_PAGE EXTRACT:_

Compared to IRC I quite like the fact that Slack has search (or rather, would if it weren't a free account) and you don't loose messages when you're offline.

jaen10:11:08

And yeah, it seems more active than the freenode channels

jaen10:11:39

Plus it's an umbrella site for all the satellite projects like reagent or immutant or whatever.

danielstockton10:11:53

freenode has lazybot though, which is saving all the logs

danielstockton10:11:59

so you don't lose messages there either

danielstockton10:11:33

and i find it much easier to read through those than slack, which is imo a noisy interface

danielstockton10:11:45

i don't need to see everyones avatar

jaen10:11:56

TIL freenode actuall has logs

kevinmershon14:11:30

@danielstockton I totally felt the same way for the first few months after my team convinced me to standardize us on Slack. It's jarring having the excess information (after coming from IRC), for sure. For my team, I enabled the slack IRC gateway and for awhile I used either to communicate with the team. But alas, eventually the web interface won out

malch14:11:39

@danielstockton: You can enable 'Compact' mode in Preferences

kevinmershon14:11:57

I see Slack winning over IRC long-term for the same reason web applications are winning out over thick clients and installed applications. Convenience and ease of access. Anyone can hit a URL and join a Slack community, and the presentation is overall more friendly to casuals. IRC, though still quite simple to use, I feel is indisputably more difficult than Slack to learn.

_REQUIREMENT:_ List every distinct username that appears as a message header in the chat log comparing Slack and IRC.

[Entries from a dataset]
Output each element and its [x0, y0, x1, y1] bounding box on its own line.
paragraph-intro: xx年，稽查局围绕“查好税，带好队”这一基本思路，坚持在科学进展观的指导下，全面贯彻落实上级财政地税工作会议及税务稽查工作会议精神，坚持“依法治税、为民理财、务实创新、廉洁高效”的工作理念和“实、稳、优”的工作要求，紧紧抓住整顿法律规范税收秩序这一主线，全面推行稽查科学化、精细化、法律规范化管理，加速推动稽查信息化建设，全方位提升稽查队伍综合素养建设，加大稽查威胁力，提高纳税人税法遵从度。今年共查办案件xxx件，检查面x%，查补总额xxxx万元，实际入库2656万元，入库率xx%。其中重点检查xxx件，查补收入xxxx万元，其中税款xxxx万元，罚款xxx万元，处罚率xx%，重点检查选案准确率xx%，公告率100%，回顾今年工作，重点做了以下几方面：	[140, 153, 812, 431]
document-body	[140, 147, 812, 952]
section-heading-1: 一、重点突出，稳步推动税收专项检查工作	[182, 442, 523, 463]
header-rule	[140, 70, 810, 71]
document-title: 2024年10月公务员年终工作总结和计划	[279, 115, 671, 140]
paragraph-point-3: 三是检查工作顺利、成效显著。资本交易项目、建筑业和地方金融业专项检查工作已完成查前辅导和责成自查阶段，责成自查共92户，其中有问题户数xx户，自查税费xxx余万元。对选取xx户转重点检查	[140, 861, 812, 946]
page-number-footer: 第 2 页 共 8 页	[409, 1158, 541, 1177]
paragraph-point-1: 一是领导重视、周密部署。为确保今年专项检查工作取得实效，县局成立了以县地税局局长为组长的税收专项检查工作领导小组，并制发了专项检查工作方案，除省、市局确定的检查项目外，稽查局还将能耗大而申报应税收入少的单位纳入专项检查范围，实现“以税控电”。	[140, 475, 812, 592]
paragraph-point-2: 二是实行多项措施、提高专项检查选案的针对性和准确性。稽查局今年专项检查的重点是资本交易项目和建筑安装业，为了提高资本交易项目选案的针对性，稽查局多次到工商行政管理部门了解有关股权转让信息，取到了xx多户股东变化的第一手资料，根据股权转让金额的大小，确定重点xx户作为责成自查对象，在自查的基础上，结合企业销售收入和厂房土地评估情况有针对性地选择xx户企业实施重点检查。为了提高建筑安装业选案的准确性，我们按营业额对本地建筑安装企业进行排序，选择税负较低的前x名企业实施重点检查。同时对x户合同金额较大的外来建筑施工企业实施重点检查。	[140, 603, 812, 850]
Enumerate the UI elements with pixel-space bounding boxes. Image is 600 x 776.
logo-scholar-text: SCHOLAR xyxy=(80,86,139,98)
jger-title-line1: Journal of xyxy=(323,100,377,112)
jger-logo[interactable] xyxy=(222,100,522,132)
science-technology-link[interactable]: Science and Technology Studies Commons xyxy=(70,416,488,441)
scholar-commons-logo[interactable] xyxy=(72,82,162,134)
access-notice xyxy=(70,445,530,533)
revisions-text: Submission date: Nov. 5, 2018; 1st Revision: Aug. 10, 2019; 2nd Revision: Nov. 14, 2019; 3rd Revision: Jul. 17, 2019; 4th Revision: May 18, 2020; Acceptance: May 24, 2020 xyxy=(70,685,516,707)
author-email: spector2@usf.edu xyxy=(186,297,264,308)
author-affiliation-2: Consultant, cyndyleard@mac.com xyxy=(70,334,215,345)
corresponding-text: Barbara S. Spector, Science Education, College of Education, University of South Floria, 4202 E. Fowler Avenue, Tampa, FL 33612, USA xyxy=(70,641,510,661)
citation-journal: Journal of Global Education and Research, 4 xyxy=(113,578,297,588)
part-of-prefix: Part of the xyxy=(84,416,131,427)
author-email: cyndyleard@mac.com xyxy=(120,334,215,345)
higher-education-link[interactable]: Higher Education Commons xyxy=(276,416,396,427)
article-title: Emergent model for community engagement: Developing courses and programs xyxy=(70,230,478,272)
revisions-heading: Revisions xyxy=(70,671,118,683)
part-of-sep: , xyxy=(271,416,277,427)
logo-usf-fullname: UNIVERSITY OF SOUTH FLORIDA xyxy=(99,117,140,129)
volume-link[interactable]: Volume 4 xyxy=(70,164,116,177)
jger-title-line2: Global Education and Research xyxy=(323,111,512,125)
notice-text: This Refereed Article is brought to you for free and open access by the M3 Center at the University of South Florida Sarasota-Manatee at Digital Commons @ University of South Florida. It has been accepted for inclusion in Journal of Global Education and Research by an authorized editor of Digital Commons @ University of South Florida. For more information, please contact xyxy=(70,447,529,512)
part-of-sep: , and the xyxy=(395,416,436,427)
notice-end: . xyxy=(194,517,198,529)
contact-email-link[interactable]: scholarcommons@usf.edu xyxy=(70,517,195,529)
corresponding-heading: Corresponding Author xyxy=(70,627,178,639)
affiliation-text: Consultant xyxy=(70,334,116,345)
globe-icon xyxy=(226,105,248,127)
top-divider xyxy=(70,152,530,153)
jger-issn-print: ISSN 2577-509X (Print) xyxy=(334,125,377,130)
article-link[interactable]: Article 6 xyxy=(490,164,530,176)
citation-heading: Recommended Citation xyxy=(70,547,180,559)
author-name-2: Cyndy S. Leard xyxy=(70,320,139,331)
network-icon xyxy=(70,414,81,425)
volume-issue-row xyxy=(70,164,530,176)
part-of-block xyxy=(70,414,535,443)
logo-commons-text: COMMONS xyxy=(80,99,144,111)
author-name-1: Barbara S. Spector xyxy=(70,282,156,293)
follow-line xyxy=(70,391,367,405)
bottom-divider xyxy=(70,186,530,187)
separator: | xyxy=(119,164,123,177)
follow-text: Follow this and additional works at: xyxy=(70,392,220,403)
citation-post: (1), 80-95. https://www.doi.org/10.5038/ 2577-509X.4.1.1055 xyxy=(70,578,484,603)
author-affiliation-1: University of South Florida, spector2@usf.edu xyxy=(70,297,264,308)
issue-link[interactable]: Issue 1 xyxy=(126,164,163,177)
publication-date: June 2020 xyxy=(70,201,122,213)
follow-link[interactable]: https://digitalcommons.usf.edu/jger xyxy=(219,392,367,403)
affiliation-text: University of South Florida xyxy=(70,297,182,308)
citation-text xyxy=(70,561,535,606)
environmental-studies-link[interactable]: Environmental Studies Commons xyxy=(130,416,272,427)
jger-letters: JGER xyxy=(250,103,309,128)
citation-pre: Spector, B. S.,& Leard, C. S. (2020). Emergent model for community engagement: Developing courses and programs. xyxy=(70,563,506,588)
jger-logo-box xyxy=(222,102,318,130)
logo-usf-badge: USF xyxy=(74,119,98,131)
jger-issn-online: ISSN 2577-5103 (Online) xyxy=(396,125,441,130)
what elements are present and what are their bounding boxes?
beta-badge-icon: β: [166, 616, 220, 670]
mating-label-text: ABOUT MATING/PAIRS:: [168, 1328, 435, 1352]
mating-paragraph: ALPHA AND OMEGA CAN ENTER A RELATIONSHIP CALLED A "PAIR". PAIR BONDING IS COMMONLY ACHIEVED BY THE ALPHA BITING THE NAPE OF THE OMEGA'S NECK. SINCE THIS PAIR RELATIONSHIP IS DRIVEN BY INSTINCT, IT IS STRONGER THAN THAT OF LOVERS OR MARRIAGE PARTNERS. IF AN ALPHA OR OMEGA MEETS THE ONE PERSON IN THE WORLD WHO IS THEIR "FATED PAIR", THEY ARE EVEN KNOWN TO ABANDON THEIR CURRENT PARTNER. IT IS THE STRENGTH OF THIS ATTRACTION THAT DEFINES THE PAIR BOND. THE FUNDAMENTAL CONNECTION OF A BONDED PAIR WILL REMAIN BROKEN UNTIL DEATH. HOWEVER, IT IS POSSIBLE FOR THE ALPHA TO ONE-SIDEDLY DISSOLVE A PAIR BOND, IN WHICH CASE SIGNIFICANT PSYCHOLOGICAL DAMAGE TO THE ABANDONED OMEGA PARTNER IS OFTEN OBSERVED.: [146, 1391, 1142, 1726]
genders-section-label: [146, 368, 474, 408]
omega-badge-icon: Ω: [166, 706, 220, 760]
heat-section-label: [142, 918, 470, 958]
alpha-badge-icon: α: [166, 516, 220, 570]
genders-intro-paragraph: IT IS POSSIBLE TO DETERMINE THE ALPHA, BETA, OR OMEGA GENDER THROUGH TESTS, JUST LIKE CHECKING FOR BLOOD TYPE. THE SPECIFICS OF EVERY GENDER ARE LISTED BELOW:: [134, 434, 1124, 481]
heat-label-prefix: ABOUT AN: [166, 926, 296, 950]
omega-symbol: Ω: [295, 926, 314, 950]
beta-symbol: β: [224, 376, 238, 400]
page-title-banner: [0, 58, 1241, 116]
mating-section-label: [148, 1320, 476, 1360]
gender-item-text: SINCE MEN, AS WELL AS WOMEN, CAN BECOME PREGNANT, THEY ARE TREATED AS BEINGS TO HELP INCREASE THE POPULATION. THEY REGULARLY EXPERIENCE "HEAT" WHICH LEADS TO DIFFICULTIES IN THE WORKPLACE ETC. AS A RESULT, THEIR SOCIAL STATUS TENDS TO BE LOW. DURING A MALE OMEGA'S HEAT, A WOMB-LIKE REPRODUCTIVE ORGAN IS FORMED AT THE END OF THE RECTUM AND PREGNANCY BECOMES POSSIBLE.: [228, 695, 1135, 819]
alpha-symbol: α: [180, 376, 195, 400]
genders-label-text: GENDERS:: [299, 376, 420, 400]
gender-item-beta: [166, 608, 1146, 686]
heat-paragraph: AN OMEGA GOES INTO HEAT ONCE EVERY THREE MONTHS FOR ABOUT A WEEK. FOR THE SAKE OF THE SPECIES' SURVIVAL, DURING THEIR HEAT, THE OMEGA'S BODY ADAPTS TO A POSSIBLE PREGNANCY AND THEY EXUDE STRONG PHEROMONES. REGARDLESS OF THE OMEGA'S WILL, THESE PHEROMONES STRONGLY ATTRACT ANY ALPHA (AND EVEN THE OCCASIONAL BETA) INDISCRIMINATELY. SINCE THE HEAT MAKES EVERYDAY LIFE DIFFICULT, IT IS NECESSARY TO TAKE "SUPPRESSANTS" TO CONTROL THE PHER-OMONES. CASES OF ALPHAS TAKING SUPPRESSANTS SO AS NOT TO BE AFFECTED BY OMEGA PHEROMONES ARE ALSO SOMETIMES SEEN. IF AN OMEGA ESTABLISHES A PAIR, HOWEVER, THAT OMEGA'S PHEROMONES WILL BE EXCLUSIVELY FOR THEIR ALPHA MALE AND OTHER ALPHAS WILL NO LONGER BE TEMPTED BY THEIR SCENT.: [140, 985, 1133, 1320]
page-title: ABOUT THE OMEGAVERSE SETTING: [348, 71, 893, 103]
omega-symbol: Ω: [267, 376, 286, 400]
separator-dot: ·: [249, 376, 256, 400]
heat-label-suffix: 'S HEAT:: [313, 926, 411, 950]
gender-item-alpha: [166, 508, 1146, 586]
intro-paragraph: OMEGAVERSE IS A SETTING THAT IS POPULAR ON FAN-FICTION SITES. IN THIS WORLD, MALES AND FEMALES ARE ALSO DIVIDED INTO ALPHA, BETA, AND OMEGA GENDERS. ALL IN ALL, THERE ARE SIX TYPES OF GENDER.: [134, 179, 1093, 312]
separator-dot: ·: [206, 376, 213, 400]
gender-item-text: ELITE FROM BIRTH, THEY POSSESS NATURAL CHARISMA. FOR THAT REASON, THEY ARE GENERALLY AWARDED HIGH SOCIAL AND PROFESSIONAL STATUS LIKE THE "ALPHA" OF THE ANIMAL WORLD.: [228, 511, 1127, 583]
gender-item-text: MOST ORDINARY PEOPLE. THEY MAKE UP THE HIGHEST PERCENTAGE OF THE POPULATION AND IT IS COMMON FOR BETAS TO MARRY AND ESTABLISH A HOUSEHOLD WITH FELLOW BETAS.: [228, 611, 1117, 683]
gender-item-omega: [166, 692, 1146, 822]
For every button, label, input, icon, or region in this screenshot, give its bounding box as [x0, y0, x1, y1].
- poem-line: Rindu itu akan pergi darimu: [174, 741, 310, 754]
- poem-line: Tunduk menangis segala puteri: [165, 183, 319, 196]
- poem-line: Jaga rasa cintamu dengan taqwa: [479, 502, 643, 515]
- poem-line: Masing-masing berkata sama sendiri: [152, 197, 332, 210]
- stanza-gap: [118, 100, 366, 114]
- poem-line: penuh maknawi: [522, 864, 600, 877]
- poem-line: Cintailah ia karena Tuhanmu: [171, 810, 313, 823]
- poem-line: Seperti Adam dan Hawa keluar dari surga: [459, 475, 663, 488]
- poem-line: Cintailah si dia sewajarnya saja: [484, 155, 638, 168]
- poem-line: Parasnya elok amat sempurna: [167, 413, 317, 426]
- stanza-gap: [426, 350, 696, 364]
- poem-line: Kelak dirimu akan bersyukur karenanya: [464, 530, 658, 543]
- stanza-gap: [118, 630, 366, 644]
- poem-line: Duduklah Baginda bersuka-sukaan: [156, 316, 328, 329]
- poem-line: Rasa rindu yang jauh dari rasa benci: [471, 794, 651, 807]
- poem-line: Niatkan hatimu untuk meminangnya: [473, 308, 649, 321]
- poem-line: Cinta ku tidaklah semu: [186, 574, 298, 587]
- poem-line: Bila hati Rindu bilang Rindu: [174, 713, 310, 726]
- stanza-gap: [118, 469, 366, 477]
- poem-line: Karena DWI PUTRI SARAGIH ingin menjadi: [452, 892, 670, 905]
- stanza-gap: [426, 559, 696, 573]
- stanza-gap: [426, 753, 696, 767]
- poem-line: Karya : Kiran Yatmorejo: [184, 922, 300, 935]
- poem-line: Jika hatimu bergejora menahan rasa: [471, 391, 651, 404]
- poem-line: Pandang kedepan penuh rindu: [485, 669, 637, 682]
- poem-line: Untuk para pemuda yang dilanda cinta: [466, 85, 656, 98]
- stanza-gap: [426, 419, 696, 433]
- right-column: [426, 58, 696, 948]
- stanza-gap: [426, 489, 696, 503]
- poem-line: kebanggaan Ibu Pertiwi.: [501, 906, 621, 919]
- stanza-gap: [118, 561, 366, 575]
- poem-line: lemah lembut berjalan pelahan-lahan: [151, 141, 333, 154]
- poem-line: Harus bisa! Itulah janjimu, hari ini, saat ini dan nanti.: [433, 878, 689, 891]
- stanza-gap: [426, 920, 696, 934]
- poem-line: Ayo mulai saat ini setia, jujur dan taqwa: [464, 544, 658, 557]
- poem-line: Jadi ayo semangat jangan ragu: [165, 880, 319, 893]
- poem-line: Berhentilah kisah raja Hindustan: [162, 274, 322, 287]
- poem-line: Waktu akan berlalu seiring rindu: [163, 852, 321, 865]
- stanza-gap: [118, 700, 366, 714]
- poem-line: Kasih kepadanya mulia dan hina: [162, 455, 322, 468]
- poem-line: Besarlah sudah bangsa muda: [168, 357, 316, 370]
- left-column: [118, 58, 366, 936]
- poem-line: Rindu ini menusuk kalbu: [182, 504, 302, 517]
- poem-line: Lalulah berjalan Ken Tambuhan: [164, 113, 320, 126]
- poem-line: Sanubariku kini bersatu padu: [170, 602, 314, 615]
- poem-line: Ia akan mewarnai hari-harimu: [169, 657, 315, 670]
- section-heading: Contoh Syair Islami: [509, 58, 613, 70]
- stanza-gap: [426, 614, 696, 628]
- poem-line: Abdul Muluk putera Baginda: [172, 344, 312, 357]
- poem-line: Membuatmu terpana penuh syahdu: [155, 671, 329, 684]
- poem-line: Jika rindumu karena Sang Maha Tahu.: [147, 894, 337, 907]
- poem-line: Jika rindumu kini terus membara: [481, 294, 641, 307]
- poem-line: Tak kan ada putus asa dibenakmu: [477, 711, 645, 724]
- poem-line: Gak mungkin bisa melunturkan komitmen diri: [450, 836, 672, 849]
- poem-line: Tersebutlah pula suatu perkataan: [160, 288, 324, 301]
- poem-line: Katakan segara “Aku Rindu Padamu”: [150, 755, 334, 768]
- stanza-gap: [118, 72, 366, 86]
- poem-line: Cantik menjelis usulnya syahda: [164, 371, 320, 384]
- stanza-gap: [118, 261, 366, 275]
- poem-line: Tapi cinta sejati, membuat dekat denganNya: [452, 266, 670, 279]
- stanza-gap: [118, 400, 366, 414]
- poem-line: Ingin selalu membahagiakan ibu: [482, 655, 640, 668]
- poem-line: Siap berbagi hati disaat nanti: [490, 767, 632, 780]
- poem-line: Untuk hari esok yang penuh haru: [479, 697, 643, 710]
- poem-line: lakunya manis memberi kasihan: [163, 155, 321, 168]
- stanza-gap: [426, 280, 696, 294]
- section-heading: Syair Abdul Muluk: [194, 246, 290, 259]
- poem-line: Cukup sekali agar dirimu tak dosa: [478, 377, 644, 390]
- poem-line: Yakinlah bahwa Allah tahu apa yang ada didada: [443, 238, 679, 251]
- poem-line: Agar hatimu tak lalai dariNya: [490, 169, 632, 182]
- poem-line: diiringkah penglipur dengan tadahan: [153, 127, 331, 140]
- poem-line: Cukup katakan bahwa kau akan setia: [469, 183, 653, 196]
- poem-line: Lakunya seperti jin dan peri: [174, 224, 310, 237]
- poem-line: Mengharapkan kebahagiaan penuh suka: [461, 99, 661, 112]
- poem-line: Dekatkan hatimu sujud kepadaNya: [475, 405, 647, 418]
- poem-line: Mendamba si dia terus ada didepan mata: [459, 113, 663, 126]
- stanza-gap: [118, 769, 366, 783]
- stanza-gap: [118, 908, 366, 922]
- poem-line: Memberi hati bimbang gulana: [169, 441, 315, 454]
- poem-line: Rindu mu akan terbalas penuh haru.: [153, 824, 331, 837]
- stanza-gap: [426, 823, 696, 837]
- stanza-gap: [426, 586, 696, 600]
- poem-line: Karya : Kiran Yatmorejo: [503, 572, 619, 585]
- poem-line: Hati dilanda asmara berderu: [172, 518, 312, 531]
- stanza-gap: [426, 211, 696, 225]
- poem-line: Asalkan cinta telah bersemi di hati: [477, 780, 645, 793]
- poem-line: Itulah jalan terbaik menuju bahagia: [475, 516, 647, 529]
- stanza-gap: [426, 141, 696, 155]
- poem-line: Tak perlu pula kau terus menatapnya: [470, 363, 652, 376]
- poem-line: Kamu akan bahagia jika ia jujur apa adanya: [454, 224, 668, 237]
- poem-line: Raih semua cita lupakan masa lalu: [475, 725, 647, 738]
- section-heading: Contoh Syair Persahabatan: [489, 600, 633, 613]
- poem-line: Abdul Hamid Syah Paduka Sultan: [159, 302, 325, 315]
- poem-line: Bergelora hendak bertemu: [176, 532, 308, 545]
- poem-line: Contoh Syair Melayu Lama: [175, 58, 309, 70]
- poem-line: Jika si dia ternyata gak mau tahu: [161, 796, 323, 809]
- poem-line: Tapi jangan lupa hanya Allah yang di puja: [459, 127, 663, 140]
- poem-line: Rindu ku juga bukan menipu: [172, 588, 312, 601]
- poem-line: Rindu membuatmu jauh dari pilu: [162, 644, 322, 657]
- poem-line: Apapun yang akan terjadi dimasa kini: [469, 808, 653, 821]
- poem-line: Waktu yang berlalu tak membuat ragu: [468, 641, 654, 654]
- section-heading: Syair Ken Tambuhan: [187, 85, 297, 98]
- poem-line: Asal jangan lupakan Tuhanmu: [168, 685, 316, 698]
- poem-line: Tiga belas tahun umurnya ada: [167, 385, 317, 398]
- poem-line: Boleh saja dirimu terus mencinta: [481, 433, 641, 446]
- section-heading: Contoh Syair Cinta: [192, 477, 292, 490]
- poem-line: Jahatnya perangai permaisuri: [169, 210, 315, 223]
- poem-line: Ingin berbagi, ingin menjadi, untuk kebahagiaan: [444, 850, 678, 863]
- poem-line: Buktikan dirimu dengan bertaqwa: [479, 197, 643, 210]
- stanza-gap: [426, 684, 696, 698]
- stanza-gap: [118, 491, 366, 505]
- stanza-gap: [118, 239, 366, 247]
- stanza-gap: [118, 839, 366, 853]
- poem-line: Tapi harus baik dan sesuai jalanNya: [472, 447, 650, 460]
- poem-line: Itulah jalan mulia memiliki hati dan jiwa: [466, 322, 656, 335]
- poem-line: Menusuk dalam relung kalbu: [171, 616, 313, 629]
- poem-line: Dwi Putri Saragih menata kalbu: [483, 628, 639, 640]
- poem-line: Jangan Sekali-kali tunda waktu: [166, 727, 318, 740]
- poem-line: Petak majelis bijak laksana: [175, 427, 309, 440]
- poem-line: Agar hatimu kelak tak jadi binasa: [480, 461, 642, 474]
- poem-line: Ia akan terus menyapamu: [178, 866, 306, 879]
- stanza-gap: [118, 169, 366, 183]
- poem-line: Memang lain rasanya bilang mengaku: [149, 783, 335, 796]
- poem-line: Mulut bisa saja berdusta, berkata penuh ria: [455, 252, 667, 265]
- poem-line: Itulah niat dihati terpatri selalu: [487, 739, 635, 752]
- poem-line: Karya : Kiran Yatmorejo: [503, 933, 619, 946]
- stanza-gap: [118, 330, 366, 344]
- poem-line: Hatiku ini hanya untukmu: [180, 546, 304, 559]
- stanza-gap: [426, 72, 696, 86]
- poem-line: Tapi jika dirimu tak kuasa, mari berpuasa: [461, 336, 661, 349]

_CORRECT RESPONSE:_ jaen, danielstockton, kevinmershon, malch